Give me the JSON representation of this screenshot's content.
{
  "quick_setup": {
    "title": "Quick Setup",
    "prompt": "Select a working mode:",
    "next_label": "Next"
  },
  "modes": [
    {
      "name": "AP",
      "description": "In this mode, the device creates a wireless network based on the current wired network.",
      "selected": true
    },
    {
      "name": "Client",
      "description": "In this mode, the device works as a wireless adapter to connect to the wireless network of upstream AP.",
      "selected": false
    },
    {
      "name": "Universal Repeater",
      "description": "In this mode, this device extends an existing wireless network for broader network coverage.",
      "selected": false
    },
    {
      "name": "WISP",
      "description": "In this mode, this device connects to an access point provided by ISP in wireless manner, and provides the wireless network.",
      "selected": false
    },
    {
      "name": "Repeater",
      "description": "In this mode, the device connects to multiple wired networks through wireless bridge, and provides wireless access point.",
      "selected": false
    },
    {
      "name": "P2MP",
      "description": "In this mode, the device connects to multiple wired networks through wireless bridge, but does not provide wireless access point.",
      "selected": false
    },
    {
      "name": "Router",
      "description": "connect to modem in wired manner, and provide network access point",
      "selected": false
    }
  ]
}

#### Your goal
Repeat all of the records above exactly as they appear.

#### Final result
Give me the JSON representation of this screenshot's content.
{
  "quick_setup": {
    "title": "Quick Setup",
    "prompt": "Select a working mode:",
    "next_label": "Next"
  },
  "modes": [
    {
      "name": "AP",
      "description": "In this mode, the device creates a wireless network based on the current wired network.",
      "selected": true
    },
    {
      "name": "Client",
      "description": "In this mode, the device works as a wireless adapter to connect to the wireless network of upstream AP.",
      "selected": false
    },
    {
      "name": "Universal Repeater",
      "description": "In this mode, this device extends an existing wireless network for broader network coverage.",
      "selected": false
    },
    {
      "name": "WISP",
      "description": "In this mode, this device connects to an access point provided by ISP in wireless manner, and provides the wireless network.",
      "selected": false
    },
    {
      "name": "Repeater",
      "description": "In this mode, the device connects to multiple wired networks through wireless bridge, and provides wireless access point.",
      "selected": false
    },
    {
      "name": "P2MP",
      "description": "In this mode, the device connects to multiple wired networks through wireless bridge, but does not provide wireless access point.",
      "selected": false
    },
    {
      "name": "Router",
      "description": "connect to modem in wired manner, and provide network access point",
      "selected": false
    }
  ]
}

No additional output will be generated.